** start of EXTRACTED ENTRIES **

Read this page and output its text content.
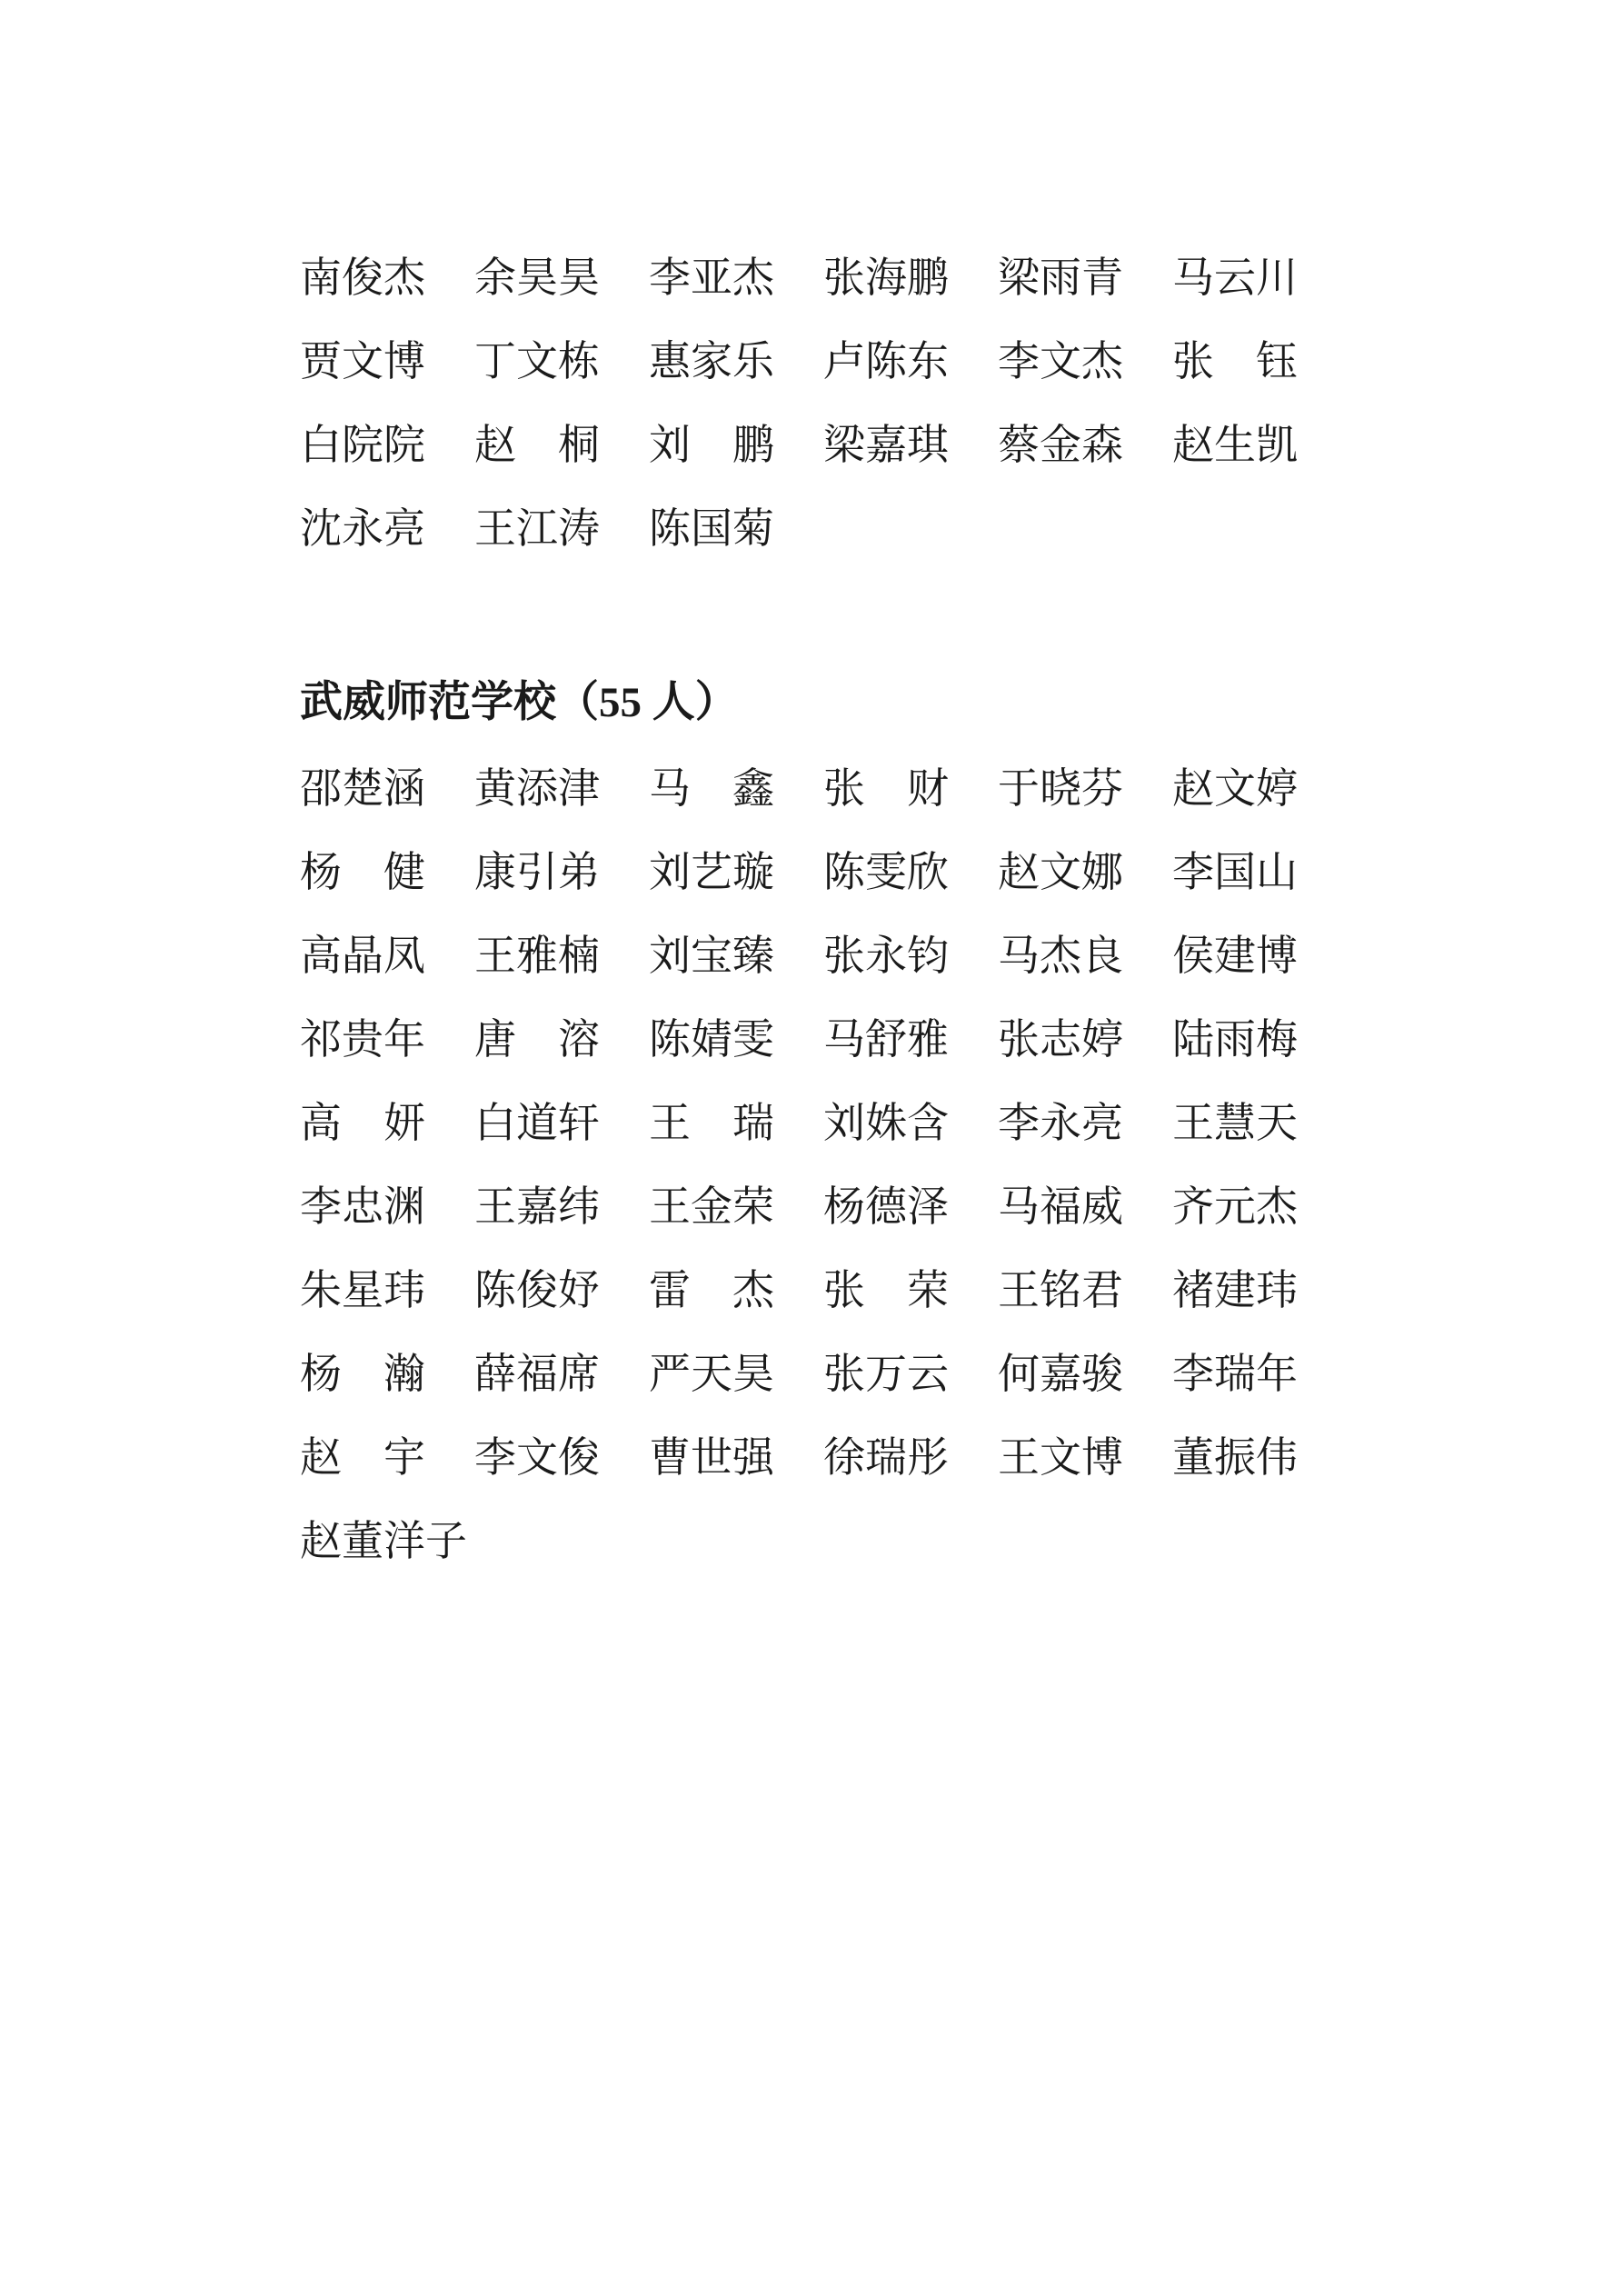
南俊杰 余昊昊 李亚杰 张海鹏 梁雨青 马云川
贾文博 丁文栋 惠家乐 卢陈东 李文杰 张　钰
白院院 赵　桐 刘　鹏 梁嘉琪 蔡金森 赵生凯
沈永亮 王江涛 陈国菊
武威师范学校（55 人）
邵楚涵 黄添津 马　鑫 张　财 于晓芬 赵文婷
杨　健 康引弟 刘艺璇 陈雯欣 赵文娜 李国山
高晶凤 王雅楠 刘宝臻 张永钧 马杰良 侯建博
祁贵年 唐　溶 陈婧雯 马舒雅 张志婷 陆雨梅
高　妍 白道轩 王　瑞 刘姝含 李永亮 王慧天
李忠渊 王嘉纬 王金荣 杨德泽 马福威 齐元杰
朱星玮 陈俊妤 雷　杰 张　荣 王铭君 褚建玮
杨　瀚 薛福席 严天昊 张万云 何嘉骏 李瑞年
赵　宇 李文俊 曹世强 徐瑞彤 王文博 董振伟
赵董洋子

** end of EXTRACTED ENTRIES **

### INSTRUCTION
Go back to the records above and write them out exactly, without the pictures.

### ANSWER IN FULL
Read this page and output its text content.
南俊杰 余昊昊 李亚杰 张海鹏 梁雨青 马云川
贾文博 丁文栋 惠家乐 卢陈东 李文杰 张　钰
白院院 赵　桐 刘　鹏 梁嘉琪 蔡金森 赵生凯
沈永亮 王江涛 陈国菊
武威师范学校（55 人）
邵楚涵 黄添津 马　鑫 张　财 于晓芬 赵文婷
杨　健 康引弟 刘艺璇 陈雯欣 赵文娜 李国山
高晶凤 王雅楠 刘宝臻 张永钧 马杰良 侯建博
祁贵年 唐　溶 陈婧雯 马舒雅 张志婷 陆雨梅
高　妍 白道轩 王　瑞 刘姝含 李永亮 王慧天
李忠渊 王嘉纬 王金荣 杨德泽 马福威 齐元杰
朱星玮 陈俊妤 雷　杰 张　荣 王铭君 褚建玮
杨　瀚 薛福席 严天昊 张万云 何嘉骏 李瑞年
赵　宇 李文俊 曹世强 徐瑞彤 王文博 董振伟
赵董洋子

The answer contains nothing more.